Job. Check each line of the data for "this" and select those that have it.

..........

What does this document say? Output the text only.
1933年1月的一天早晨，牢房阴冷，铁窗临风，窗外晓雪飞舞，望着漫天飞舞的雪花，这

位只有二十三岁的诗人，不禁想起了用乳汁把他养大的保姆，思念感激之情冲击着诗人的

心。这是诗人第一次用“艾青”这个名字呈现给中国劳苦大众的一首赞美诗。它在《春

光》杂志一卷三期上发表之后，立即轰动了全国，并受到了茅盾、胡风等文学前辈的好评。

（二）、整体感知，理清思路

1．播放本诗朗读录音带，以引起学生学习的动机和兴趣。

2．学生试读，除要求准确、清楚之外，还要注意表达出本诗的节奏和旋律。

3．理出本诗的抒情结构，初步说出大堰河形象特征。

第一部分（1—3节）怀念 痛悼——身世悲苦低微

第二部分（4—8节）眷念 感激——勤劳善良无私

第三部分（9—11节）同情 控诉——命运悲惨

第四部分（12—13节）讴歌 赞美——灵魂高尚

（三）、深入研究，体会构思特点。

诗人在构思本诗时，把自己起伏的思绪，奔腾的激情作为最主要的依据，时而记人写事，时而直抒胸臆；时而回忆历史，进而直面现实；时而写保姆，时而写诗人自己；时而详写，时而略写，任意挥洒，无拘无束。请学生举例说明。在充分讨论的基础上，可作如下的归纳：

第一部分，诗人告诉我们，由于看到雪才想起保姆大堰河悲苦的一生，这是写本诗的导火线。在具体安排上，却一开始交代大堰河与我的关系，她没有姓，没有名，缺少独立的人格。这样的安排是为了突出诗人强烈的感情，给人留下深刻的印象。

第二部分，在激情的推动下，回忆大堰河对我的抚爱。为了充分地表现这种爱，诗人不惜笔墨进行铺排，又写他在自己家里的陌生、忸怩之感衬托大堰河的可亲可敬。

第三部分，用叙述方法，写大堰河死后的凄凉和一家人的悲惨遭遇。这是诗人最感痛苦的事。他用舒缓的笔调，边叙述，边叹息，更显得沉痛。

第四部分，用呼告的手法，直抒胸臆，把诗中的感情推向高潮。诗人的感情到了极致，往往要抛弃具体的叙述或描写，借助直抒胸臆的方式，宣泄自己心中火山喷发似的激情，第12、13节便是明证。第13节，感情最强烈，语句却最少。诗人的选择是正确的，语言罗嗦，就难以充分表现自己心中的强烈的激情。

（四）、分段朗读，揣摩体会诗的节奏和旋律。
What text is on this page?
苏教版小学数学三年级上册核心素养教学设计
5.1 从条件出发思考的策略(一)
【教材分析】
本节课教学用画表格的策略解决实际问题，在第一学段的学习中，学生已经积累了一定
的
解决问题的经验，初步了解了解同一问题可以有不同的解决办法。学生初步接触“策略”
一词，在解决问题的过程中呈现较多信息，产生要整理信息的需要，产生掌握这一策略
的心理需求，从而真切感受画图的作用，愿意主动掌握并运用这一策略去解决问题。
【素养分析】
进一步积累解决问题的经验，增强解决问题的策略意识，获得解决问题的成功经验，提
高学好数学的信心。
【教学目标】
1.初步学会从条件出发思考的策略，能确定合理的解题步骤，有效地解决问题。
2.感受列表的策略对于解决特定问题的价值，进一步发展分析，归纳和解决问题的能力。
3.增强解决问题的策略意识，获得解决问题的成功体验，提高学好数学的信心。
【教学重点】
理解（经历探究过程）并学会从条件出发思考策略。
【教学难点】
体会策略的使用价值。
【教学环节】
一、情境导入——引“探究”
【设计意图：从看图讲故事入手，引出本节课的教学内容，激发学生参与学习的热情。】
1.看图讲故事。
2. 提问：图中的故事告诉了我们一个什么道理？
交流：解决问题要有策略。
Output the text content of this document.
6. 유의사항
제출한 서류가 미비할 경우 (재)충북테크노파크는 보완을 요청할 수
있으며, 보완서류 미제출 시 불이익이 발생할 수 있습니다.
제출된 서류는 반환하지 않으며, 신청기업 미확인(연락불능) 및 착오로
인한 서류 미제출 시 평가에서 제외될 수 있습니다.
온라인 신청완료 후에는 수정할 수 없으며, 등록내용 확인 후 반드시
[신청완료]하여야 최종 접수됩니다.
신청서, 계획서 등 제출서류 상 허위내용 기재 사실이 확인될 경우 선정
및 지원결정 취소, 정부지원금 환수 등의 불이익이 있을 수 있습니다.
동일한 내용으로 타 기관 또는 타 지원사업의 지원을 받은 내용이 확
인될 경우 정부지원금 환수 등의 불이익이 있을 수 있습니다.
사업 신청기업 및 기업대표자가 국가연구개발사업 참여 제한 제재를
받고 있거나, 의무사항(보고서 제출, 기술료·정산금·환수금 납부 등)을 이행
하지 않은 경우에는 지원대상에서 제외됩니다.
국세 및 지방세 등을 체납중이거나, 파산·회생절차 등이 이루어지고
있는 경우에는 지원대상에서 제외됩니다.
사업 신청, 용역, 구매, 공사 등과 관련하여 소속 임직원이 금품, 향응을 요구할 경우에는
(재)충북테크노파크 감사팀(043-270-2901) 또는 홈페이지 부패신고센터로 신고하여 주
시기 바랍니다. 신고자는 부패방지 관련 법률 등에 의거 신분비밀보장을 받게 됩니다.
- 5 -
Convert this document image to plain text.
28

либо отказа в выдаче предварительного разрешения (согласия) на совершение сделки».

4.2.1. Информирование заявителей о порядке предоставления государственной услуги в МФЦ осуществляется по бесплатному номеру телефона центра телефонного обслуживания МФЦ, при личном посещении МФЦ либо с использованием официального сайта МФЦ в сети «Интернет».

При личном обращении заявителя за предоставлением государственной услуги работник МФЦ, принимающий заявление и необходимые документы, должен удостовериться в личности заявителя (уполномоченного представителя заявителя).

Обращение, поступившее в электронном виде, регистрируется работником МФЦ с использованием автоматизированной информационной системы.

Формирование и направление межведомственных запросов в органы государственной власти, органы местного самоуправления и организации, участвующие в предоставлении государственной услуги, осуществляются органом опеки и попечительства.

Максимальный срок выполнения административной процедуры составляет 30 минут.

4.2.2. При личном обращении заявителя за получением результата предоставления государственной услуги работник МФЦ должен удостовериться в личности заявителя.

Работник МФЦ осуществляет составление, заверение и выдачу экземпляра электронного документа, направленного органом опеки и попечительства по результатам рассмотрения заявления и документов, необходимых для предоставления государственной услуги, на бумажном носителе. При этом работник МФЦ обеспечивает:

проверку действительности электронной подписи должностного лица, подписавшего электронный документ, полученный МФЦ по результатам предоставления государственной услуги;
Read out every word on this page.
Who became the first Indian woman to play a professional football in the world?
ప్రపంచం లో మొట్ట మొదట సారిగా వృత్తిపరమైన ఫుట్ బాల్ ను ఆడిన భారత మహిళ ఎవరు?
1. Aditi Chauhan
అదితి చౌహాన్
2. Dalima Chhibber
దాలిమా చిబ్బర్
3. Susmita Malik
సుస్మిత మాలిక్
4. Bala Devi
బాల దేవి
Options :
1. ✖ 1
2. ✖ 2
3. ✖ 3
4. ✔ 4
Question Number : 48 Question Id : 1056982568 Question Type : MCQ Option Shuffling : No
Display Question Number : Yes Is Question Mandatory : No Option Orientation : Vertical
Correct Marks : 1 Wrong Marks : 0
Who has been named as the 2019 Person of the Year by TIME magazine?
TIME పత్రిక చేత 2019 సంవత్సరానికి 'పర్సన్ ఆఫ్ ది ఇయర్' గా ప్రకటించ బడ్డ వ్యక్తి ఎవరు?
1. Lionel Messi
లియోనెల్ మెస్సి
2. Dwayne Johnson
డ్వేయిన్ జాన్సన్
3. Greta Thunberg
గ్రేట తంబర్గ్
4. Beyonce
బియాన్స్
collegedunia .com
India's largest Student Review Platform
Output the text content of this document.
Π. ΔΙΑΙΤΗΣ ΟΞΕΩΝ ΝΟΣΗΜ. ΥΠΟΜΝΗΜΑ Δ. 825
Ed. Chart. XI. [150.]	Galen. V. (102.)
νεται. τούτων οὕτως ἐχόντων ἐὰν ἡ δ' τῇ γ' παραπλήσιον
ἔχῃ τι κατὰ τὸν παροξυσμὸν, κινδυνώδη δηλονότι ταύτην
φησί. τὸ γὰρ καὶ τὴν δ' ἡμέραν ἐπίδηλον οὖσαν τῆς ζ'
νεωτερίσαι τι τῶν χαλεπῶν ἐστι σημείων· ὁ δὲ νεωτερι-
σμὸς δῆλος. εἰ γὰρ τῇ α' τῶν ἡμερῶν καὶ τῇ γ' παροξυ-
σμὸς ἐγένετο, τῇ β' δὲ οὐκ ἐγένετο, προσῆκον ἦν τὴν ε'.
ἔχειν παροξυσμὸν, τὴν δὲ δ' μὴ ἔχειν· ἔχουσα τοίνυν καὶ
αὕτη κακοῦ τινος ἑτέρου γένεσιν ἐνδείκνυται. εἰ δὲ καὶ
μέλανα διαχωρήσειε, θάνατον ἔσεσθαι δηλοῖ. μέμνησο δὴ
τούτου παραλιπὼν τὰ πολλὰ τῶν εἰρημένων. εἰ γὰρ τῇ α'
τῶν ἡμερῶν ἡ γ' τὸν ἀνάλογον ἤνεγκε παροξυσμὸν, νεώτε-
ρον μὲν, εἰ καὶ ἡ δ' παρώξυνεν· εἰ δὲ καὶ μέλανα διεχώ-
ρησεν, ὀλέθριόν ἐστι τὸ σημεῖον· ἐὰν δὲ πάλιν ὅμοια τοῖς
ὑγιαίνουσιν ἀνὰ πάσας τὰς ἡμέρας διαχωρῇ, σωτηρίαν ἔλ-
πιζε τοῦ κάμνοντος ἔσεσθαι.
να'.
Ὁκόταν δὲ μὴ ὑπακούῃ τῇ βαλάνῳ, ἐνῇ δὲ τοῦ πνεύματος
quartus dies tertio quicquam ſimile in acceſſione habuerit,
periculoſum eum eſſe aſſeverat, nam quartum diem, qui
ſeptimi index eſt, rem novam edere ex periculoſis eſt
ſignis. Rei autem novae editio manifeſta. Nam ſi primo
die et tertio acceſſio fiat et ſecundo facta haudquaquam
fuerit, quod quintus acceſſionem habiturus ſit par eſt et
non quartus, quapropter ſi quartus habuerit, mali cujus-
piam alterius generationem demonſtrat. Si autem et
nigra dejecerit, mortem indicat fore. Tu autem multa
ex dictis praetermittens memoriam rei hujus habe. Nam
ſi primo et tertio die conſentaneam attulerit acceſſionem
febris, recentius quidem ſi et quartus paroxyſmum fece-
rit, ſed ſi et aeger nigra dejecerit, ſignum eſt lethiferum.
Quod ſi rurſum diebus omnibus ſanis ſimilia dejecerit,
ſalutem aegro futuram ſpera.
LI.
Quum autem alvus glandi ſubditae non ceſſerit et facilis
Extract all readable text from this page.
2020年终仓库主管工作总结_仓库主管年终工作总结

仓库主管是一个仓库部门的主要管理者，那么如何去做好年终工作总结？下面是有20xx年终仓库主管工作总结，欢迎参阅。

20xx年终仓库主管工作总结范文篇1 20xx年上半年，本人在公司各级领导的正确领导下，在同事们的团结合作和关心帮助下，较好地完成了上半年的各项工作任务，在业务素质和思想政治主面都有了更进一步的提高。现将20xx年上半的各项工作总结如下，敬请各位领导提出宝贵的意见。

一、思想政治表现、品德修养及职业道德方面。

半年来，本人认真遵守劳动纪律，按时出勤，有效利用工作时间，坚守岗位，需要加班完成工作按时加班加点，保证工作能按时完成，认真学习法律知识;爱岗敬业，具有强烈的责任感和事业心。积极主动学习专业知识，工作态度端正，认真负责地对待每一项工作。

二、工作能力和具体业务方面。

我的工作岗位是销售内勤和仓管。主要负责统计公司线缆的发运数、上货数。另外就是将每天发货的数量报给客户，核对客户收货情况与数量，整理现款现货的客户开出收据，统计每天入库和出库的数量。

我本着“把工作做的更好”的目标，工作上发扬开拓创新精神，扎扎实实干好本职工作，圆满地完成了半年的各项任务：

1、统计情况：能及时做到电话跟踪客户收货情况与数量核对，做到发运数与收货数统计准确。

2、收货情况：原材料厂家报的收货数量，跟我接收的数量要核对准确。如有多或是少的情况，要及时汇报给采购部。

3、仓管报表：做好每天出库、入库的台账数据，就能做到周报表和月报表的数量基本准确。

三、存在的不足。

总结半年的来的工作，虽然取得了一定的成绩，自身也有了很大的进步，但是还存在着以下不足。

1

..........

Written response.
What does this document say? Output the text only.
What text is on this page?
Output the text content of this document.
Convert this document image to plain text.
Read out every word on this page.
Output the text content of this document.
Extract all readable text from this page.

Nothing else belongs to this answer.